- [PROVIDED INFORMATION]:
= = = =
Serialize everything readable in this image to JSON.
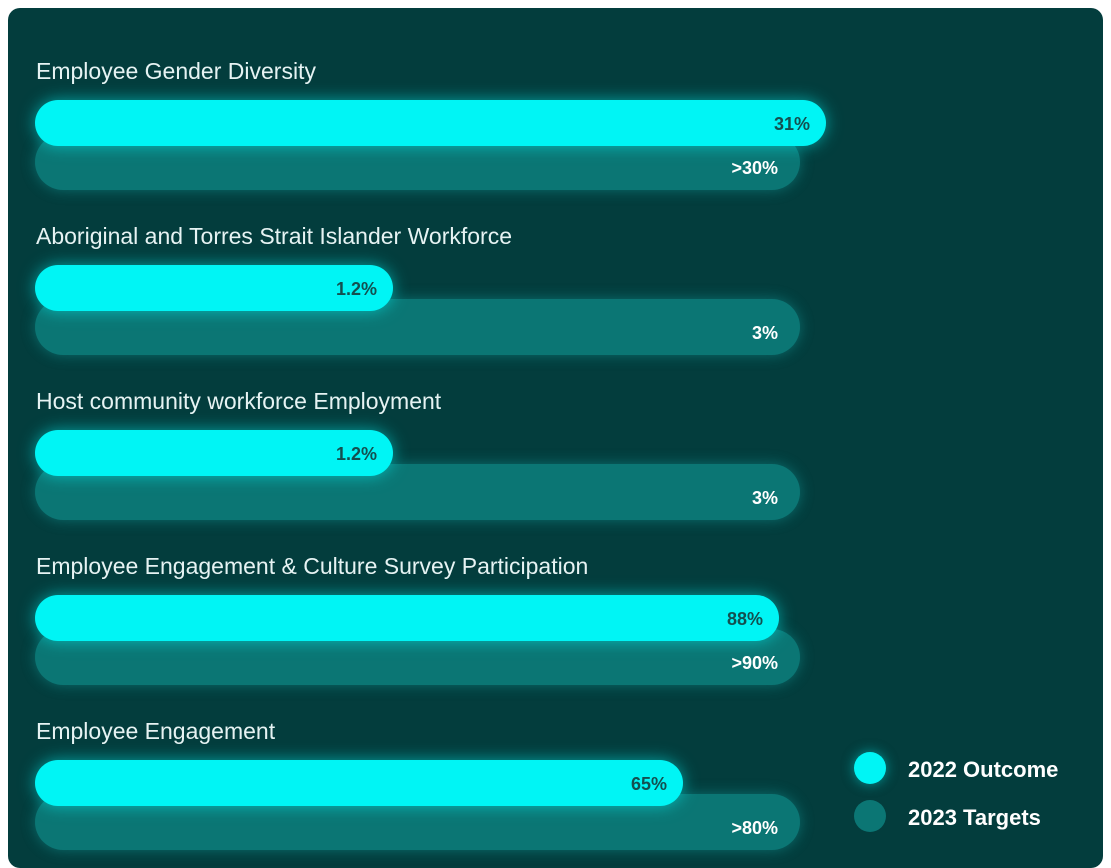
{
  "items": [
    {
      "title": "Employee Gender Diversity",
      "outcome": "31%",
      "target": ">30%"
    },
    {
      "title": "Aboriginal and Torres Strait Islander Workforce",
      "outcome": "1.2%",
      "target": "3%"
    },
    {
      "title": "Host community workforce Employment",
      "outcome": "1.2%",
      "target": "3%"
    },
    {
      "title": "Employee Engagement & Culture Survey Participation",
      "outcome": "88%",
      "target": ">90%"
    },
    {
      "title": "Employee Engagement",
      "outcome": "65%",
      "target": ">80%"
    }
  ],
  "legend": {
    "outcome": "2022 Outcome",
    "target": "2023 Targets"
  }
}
= = = =
- [WRITTEN PROBLEM]:
Above is a listing; report how many of its lines include the word "Engagement", giving the number only.

- [WRITTEN ANSWER]:
2